(Dataset items)
+===+

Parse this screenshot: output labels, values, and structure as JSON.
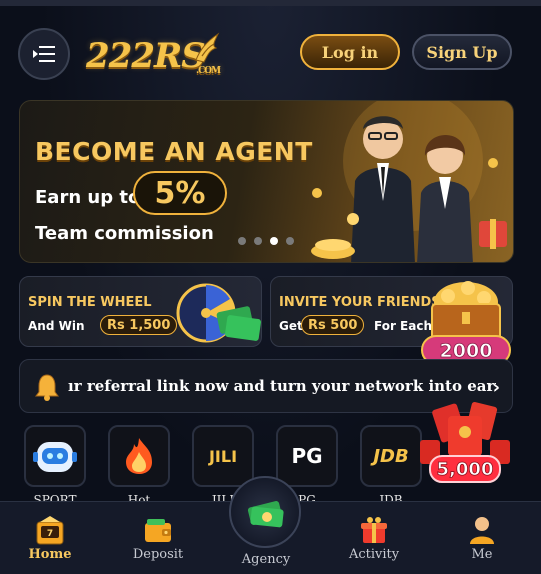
{
  "header": {
    "logo_text": "222RS",
    "logo_suffix": ".COM",
    "login_label": "Log in",
    "signup_label": "Sign Up"
  },
  "hero": {
    "title": "BECOME AN AGENT",
    "earn_text": "Earn up to",
    "percent": "5%",
    "team_text": "Team commission",
    "slides": 4,
    "active_slide": 3
  },
  "promos": [
    {
      "title": "SPIN THE WHEEL",
      "prefix": "And Win",
      "amount": "Rs 1,500",
      "suffix": ""
    },
    {
      "title": "INVITE YOUR FRIENDS",
      "prefix": "Get",
      "amount": "Rs 500",
      "suffix": "For Each",
      "badge": "2000"
    }
  ],
  "marquee": {
    "text": "ır referral link now and turn your network into earning"
  },
  "categories": [
    {
      "name": "robot",
      "caption": "SPORT"
    },
    {
      "name": "hot",
      "caption": "Hot"
    },
    {
      "name": "jili",
      "caption": "JILI"
    },
    {
      "name": "pg",
      "caption": "PG"
    },
    {
      "name": "jdb",
      "caption": "JDB"
    },
    {
      "name": "gift",
      "caption": "",
      "badge": "5,000"
    }
  ],
  "category_labels": {
    "jili": "JILI",
    "pg": "PG",
    "jdb": "JDB"
  },
  "nav": [
    {
      "label": "Home",
      "active": true
    },
    {
      "label": "Deposit",
      "active": false
    },
    {
      "label": "Agency",
      "active": false
    },
    {
      "label": "Activity",
      "active": false
    },
    {
      "label": "Me",
      "active": false
    }
  ],
  "colors": {
    "accent_gold": "#f7c860",
    "background": "#0b0f1a",
    "nav_bg": "#151a29"
  }
}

+===+

__Exercise objective__.
Without the pictures, print the records in full, exactly as they appear.

__Exercise answer__.
Parse this screenshot: output labels, values, and structure as JSON.
{
  "header": {
    "logo_text": "222RS",
    "logo_suffix": ".COM",
    "login_label": "Log in",
    "signup_label": "Sign Up"
  },
  "hero": {
    "title": "BECOME AN AGENT",
    "earn_text": "Earn up to",
    "percent": "5%",
    "team_text": "Team commission",
    "slides": 4,
    "active_slide": 3
  },
  "promos": [
    {
      "title": "SPIN THE WHEEL",
      "prefix": "And Win",
      "amount": "Rs 1,500",
      "suffix": ""
    },
    {
      "title": "INVITE YOUR FRIENDS",
      "prefix": "Get",
      "amount": "Rs 500",
      "suffix": "For Each",
      "badge": "2000"
    }
  ],
  "marquee": {
    "text": "ır referral link now and turn your network into earning"
  },
  "categories": [
    {
      "name": "robot",
      "caption": "SPORT"
    },
    {
      "name": "hot",
      "caption": "Hot"
    },
    {
      "name": "jili",
      "caption": "JILI"
    },
    {
      "name": "pg",
      "caption": "PG"
    },
    {
      "name": "jdb",
      "caption": "JDB"
    },
    {
      "name": "gift",
      "caption": "",
      "badge": "5,000"
    }
  ],
  "category_labels": {
    "jili": "JILI",
    "pg": "PG",
    "jdb": "JDB"
  },
  "nav": [
    {
      "label": "Home",
      "active": true
    },
    {
      "label": "Deposit",
      "active": false
    },
    {
      "label": "Agency",
      "active": false
    },
    {
      "label": "Activity",
      "active": false
    },
    {
      "label": "Me",
      "active": false
    }
  ],
  "colors": {
    "accent_gold": "#f7c860",
    "background": "#0b0f1a",
    "nav_bg": "#151a29"
  }
}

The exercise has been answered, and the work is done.